*LISTE DES TÂCHES*:
**a)** Dans le texte sur les bêtises d'enfance, reformulez plus brièvement le paragraphe qui débute par « Moi j'avais écrit sur un mur » en conservant ses faits essentiels.
**b)** Recopiez fidèlement le passage du texte sur les bêtises d'enfance qui s'ouvre sur les mots contenant « Et Eve se défend » et s'achève par « vous l’avez entendu. ».
**c)** Prolongez le texte sur les bêtises d'enfance en reprenant après sa dernière phrase.

*PASSAGE CHOISI*:

Vous faites une bêtise. Allez, une grosse bêtise. Ne me dites pas que vous n’en avez jamais fait, je ne vous croirai pas. Nous avons tous quelques bêtises retentissantes dans notre enfance, ça fait partie du sel de la vie, d’ailleurs.

Donc vous avez fait une grosse bêtise. Mais… mais vous étiez avec un camarade.

Et quand vos parents débarquent et découvrent le résultat, vous dites :
C’est pas moi… c’est lui !
…je vois que cela rappelle des souvenirs à certains…

Moi j’avais écrit sur un mur – avec un camarade c’est vrai, mais je l’avais fait aussi. Et j’ai dit : « C’est pas moi, c’est lui ! » J’aime mieux vous dire que je me souviens encore de l’engueulade que j’ai prise ce jour-là. Et le pire c’est que plus de 30 ans après, quand je passe devant ce mur, à Genève, il y a toujours les traces et je les vois très bien. Faut le savoir, mais moi je le sais.

Ça ne m’a pas guéri pour autant hélas, avec ma sale tronche je fais toujours de grosses bêtises, ça m’arrive… parfois en blessant des personnes par mes réponses un peu trop cassantes alors que je ne le voudrais pas. Je vous aime trop, tous, pour vouloir vous blesser. Mais ça m’arrive, je le sais, et je le regrette.

J’ai un sacré foutu caractère. Mais j’essaie de prendre sur moi quand ça m’arrive, d’être au moins honnête avec moi-même et avec Dieu, de ne pas me dire « C’est pas moi c’est l’autre. »

La Bible est remplie de ces histoires. Ça nous rassure, d’ailleurs, parce qu’ils sont pareils que nous ! Et la toute première d’entre elles, la plus célèbre, c’est celle que nous venons de réentendre dans la première lecture, celle d’Adam et Eve.

Adam est rempli de peur. Il a peur que Dieu se fâche. C’est pour ça qu’il ment. « C’est pas moi, c’est elle !»

Et Eve se défend exactement de la même manière : « C’est pas moi, c’est le serpent.»

Et nous aussi, gamins, si on a une fois ou l’autre tenté d’accuser un camarade à notre place, c’est souvent par peur. Peur que nos parents se fâchent.

Alors on va même jusqu’à faire croire, parfois, que le mal qu’on a fait est un bien ! On renverse les choses ! Et on répercute le mal sur l’autre en appelant mal le bien qu’il a fait.

C’est cela, le péché contre l’Esprit, ce fameux péché impardonnable contre lequel Jésus nous met en garde dans l’Evangile que nous venons de réentendre.

C’est ce que les scribes font en présence de Jésus, en le traitant de démon, vous l’avez entendu.

Qui sont les scribes ? Ce sont ceux qui croient avoir une totale connaissance des choses, notamment de la loi, des règles, et qui l’imposent aux autres et qui sont persuadés d’avoir raison parce qu’ils suivent – eux – la loi à la lettre. Je suis sûr que vous en connaissez tous quelques-uns.

*ENTRÉES RÉPERTORIÉES*:
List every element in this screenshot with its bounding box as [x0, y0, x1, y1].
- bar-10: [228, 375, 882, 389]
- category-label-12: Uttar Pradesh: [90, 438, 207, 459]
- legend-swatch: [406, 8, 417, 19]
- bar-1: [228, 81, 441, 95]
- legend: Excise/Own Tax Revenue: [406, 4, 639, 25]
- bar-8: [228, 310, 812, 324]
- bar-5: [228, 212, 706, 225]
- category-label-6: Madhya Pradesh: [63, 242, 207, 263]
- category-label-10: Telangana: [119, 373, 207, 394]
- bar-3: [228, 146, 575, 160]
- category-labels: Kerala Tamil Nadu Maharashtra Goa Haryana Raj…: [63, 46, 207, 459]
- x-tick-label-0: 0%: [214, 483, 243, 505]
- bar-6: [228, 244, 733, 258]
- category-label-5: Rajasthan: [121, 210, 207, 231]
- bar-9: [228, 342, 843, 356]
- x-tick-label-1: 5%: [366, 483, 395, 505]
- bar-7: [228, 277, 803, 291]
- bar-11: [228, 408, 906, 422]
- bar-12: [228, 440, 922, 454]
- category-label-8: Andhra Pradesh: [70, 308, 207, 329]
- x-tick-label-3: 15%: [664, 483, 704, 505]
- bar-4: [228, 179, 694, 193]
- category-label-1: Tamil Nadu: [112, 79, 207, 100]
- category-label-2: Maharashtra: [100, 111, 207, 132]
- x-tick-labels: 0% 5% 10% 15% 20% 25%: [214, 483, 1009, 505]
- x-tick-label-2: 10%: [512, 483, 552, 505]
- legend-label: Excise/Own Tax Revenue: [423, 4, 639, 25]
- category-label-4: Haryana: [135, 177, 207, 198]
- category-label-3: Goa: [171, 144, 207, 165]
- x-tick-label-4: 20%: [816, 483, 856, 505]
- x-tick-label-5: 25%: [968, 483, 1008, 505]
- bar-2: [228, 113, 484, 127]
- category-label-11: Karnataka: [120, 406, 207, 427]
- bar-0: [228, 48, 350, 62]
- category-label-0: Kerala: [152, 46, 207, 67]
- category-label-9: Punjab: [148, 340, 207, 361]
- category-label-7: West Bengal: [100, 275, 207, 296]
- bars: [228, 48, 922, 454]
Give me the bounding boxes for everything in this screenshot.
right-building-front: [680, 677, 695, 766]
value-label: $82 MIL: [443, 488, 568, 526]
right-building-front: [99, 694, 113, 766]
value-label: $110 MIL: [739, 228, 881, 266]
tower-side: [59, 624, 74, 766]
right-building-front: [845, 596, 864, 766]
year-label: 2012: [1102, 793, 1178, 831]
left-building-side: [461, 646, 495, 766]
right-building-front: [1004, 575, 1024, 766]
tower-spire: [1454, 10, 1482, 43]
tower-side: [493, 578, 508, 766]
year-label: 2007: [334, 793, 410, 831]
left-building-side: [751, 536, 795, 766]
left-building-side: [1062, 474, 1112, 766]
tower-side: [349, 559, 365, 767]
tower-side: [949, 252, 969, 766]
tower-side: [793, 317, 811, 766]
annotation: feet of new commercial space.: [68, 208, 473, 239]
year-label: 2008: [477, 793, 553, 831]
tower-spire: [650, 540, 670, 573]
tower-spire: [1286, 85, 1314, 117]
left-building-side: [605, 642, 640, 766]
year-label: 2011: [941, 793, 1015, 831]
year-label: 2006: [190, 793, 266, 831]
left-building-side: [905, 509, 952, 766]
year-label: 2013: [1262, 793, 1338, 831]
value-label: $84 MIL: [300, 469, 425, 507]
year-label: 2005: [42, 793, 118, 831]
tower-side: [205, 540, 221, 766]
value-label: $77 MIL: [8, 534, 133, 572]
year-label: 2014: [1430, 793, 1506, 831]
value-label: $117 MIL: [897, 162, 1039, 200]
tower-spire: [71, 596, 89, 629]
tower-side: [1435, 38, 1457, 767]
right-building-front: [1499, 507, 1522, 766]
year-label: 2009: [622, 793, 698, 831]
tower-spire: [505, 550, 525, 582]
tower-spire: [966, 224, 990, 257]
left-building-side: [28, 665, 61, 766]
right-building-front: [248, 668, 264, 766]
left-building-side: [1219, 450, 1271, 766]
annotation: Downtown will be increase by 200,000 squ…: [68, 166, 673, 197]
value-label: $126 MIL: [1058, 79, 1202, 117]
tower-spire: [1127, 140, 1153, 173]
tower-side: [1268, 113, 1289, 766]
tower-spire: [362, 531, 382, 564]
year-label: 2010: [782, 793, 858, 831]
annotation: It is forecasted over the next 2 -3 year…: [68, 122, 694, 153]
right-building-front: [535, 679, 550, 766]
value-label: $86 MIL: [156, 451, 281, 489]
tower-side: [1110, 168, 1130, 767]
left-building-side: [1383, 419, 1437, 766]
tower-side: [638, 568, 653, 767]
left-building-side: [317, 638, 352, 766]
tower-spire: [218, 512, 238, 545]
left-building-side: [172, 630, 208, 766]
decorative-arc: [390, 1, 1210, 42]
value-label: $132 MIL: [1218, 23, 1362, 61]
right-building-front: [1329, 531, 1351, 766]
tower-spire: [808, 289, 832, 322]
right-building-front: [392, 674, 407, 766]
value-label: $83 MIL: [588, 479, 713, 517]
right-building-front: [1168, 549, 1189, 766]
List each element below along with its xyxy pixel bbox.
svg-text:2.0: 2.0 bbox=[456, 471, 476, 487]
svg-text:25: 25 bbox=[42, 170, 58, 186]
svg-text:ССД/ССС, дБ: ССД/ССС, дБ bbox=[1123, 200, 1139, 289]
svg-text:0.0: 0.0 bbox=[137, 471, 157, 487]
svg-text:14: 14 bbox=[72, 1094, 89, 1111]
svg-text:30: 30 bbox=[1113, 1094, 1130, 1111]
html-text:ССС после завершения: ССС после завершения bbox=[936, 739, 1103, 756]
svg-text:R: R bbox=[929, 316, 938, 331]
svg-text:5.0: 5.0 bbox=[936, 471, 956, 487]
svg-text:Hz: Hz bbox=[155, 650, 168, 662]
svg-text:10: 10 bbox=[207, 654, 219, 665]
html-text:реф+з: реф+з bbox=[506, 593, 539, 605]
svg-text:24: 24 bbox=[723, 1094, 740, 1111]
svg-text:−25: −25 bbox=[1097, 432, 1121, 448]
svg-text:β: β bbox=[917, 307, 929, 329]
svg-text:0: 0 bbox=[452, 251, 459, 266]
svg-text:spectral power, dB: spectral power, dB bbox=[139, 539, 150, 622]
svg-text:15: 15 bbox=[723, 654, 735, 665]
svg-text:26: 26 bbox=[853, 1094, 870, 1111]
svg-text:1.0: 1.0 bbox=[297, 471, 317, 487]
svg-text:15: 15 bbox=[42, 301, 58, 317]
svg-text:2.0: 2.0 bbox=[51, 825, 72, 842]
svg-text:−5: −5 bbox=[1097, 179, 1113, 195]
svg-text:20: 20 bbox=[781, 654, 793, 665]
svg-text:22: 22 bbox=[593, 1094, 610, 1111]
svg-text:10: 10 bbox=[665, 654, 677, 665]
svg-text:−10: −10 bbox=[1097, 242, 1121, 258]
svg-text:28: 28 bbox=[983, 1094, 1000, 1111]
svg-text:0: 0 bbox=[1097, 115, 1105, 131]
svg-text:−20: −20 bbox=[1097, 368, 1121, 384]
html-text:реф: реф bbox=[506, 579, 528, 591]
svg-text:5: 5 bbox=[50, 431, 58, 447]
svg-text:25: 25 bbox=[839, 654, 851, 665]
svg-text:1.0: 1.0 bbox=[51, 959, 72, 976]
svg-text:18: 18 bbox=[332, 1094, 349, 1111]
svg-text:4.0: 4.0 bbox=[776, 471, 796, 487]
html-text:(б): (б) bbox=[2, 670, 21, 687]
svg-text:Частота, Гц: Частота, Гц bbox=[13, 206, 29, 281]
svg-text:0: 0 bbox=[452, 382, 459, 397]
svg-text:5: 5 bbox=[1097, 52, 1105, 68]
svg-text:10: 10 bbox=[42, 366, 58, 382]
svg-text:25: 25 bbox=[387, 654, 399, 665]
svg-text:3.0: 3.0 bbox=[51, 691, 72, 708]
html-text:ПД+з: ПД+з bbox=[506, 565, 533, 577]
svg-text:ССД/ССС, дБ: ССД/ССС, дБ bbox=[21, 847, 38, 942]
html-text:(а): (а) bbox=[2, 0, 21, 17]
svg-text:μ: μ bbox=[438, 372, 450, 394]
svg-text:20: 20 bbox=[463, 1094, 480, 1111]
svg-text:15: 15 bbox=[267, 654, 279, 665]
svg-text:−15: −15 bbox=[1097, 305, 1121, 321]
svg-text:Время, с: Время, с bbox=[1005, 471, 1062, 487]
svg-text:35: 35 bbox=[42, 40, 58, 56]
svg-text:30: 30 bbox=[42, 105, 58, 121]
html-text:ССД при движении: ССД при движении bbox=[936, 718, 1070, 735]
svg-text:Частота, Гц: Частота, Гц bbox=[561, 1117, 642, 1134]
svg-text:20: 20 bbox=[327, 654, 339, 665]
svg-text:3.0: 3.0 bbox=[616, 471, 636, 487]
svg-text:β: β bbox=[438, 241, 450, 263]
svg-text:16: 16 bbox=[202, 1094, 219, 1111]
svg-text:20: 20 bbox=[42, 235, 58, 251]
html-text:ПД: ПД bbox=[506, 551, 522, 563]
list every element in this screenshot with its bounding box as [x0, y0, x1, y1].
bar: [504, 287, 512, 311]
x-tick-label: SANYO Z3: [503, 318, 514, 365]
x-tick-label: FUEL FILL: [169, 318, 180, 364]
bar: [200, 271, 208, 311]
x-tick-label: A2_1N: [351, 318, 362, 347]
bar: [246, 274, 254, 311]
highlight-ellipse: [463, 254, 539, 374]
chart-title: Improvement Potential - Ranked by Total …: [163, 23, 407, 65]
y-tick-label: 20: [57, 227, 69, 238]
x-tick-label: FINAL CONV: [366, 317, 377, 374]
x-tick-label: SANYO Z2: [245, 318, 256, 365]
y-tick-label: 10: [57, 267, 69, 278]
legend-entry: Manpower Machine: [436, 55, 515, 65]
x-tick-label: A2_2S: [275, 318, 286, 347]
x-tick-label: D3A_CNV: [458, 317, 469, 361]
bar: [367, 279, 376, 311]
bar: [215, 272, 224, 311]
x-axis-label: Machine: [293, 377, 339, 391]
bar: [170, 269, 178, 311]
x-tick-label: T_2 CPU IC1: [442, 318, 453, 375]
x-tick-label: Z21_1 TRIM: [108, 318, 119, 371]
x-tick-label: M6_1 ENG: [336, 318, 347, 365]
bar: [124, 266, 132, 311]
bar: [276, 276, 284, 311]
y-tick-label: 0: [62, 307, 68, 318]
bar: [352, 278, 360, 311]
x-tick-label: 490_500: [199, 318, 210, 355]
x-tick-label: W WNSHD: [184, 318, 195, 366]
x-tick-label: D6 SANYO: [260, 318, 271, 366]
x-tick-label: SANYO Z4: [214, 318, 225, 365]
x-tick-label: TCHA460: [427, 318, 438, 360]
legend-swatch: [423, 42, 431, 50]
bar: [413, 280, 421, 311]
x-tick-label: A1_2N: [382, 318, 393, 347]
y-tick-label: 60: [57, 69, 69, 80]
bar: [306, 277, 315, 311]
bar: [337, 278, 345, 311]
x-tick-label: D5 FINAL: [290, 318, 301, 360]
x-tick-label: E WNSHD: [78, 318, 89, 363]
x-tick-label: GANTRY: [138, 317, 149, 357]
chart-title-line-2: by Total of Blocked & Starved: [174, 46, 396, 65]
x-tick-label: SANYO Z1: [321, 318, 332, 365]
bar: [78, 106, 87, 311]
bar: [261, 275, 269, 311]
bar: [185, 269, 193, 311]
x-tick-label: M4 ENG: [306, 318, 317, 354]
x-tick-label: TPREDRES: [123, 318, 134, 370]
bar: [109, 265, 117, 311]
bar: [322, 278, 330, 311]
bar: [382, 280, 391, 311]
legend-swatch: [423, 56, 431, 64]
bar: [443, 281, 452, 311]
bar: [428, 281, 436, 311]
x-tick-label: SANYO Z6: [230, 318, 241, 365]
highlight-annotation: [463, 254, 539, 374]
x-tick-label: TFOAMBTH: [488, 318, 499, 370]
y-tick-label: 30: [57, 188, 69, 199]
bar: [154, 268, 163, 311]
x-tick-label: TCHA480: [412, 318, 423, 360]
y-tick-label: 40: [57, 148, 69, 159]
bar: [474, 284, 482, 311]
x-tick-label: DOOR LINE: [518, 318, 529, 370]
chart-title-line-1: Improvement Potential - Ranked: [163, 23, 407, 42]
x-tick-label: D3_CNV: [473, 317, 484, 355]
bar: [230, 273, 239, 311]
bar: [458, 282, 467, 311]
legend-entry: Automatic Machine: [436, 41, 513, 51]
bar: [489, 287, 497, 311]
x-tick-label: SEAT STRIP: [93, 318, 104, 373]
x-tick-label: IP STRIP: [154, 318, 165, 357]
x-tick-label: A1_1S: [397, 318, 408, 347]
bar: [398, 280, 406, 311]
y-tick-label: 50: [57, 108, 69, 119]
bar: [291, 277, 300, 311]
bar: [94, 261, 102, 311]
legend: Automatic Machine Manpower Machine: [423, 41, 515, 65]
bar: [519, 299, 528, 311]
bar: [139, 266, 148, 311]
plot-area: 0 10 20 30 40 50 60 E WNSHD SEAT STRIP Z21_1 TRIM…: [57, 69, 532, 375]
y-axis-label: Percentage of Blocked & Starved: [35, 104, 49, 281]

*RÉSULTATS OBTENUS*:
**a)** J'avais écrit sur un mur avec un camarade, puis je l'ai accusé en disant : « C'est pas moi, c'est lui ! » Je me souviens encore de l'engueulade reçue ce jour-là. Plus de 30 ans après, les traces restent sur ce mur, à Genève, et je les vois très bien.

**b)**
Et Eve se défend exactement de la même manière : « C’est pas moi, c’est le serpent.»

Et nous aussi, gamins, si on a une fois ou l’autre tenté d’accuser un camarade à notre place, c’est souvent par peur. Peur que nos parents se fâchent.

Alors on va même jusqu’à faire croire, parfois, que le mal qu’on a fait est un bien ! On renverse les choses ! Et on répercute le mal sur l’autre en appelant mal le bien qu’il a fait.

C’est cela, le péché contre l’Esprit, ce fameux péché impardonnable contre lequel Jésus nous met en garde dans l’Evangile que nous venons de réentendre.

C’est ce que les scribes font en présence de Jésus, en le traitant de démon, vous l’avez entendu.

**c)**
Et vous avez entendu ce qu’ils disent de Jésus ? Il est possédé de Béelzéboul. En hébreu, Béelzéboul, ça veut dire « le Dieu des Mouches », le « Dieu du fumier« . C’est pas très reluisant de traiter Jésus de Dieu du fumier ! Ils renversent les valeurs.

Ce sont des gens qui sont capables de regarder le bien que fait quelqu’un et de renverser les choses en critiquant, en trouvant systématiquement la petite chose qui ne va pas. Je suis sûr que vous en connaissez aussi…

Et du coup Jésus va les prendre à leur propre jeu. Il va lui aussi faire un renversement auquel ils ne s’attendent absolument pas. « Ma mère et mes frères sont dehors à m’attendre ? Mais qui sont ma mère et mes frères, dit-il ? Ce sont ceux qui font la volonté de Dieu, qui écoutent sa parole et qui la mettent en pratique. »

Ils ne s’attendaient pas à cela…

Et lorsque Jésus dit cela, sa propre famille le traite de fou.

Essayez d’annoncer la Parole de Dieu dans notre monde, dans vos familles. Si ça se passe magnifiquement bien avec vos proches, que les gens qui bossent avec vous ne tarissent pas d’éloges, que vos paroissiens – si vous êtes prêtre comme moi – vous adorent, qu’ils vous acclament, s’il n’y a aucune critique, c’est pas bon signe.

Annoncer la Parole de Dieu, forcément, ça crée la critique. Jésus en a fait l’expérience.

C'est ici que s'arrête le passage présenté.